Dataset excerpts
==========

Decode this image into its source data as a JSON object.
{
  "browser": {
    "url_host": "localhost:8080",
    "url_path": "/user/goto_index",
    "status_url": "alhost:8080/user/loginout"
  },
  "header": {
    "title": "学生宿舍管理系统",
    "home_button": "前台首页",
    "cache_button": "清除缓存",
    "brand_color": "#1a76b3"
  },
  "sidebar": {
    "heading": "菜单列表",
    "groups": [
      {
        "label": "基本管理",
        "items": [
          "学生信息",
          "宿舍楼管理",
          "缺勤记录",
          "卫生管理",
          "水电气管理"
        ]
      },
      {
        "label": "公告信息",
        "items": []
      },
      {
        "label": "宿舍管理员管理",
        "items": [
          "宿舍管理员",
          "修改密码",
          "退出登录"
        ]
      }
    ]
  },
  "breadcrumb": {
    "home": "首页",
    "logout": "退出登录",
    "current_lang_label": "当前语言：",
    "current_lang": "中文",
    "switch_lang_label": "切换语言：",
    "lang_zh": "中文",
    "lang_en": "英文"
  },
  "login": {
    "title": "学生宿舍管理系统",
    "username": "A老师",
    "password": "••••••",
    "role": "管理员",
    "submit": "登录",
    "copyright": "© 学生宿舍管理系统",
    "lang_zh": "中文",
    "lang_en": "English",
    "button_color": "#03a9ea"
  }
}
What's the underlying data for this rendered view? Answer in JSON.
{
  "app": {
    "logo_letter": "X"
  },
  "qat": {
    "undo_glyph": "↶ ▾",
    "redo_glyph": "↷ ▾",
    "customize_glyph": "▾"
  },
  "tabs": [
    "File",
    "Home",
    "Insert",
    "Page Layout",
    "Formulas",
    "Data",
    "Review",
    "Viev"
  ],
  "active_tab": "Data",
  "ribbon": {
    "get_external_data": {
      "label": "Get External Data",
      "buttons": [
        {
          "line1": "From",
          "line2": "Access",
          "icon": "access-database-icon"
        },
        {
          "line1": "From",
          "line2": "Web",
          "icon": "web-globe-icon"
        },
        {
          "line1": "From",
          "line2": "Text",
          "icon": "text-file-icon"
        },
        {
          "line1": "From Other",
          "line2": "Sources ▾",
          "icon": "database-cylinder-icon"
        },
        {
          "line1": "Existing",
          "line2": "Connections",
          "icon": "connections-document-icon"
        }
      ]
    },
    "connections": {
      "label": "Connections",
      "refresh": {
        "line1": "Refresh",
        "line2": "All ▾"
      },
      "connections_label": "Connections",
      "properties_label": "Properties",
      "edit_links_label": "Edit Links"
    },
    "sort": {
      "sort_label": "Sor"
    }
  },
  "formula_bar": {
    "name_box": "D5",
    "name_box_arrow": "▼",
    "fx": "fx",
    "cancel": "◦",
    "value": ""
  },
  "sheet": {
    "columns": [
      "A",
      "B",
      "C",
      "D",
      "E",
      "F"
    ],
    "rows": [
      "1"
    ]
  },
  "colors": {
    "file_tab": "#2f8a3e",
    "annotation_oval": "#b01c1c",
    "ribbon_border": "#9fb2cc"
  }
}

==========

REQUIREMENT —
Type out all of the material again, word for word.

TASK OUTPUT —
Decode this image into its source data as a JSON object.
{
  "browser": {
    "url_host": "localhost:8080",
    "url_path": "/user/goto_index",
    "status_url": "alhost:8080/user/loginout"
  },
  "header": {
    "title": "学生宿舍管理系统",
    "home_button": "前台首页",
    "cache_button": "清除缓存",
    "brand_color": "#1a76b3"
  },
  "sidebar": {
    "heading": "菜单列表",
    "groups": [
      {
        "label": "基本管理",
        "items": [
          "学生信息",
          "宿舍楼管理",
          "缺勤记录",
          "卫生管理",
          "水电气管理"
        ]
      },
      {
        "label": "公告信息",
        "items": []
      },
      {
        "label": "宿舍管理员管理",
        "items": [
          "宿舍管理员",
          "修改密码",
          "退出登录"
        ]
      }
    ]
  },
  "breadcrumb": {
    "home": "首页",
    "logout": "退出登录",
    "current_lang_label": "当前语言：",
    "current_lang": "中文",
    "switch_lang_label": "切换语言：",
    "lang_zh": "中文",
    "lang_en": "英文"
  },
  "login": {
    "title": "学生宿舍管理系统",
    "username": "A老师",
    "password": "••••••",
    "role": "管理员",
    "submit": "登录",
    "copyright": "© 学生宿舍管理系统",
    "lang_zh": "中文",
    "lang_en": "English",
    "button_color": "#03a9ea"
  }
}
What's the underlying data for this rendered view? Answer in JSON.
{
  "app": {
    "logo_letter": "X"
  },
  "qat": {
    "undo_glyph": "↶ ▾",
    "redo_glyph": "↷ ▾",
    "customize_glyph": "▾"
  },
  "tabs": [
    "File",
    "Home",
    "Insert",
    "Page Layout",
    "Formulas",
    "Data",
    "Review",
    "Viev"
  ],
  "active_tab": "Data",
  "ribbon": {
    "get_external_data": {
      "label": "Get External Data",
      "buttons": [
        {
          "line1": "From",
          "line2": "Access",
          "icon": "access-database-icon"
        },
        {
          "line1": "From",
          "line2": "Web",
          "icon": "web-globe-icon"
        },
        {
          "line1": "From",
          "line2": "Text",
          "icon": "text-file-icon"
        },
        {
          "line1": "From Other",
          "line2": "Sources ▾",
          "icon": "database-cylinder-icon"
        },
        {
          "line1": "Existing",
          "line2": "Connections",
          "icon": "connections-document-icon"
        }
      ]
    },
    "connections": {
      "label": "Connections",
      "refresh": {
        "line1": "Refresh",
        "line2": "All ▾"
      },
      "connections_label": "Connections",
      "properties_label": "Properties",
      "edit_links_label": "Edit Links"
    },
    "sort": {
      "sort_label": "Sor"
    }
  },
  "formula_bar": {
    "name_box": "D5",
    "name_box_arrow": "▼",
    "fx": "fx",
    "cancel": "◦",
    "value": ""
  },
  "sheet": {
    "columns": [
      "A",
      "B",
      "C",
      "D",
      "E",
      "F"
    ],
    "rows": [
      "1"
    ]
  },
  "colors": {
    "file_tab": "#2f8a3e",
    "annotation_oval": "#b01c1c",
    "ribbon_border": "#9fb2cc"
  }
}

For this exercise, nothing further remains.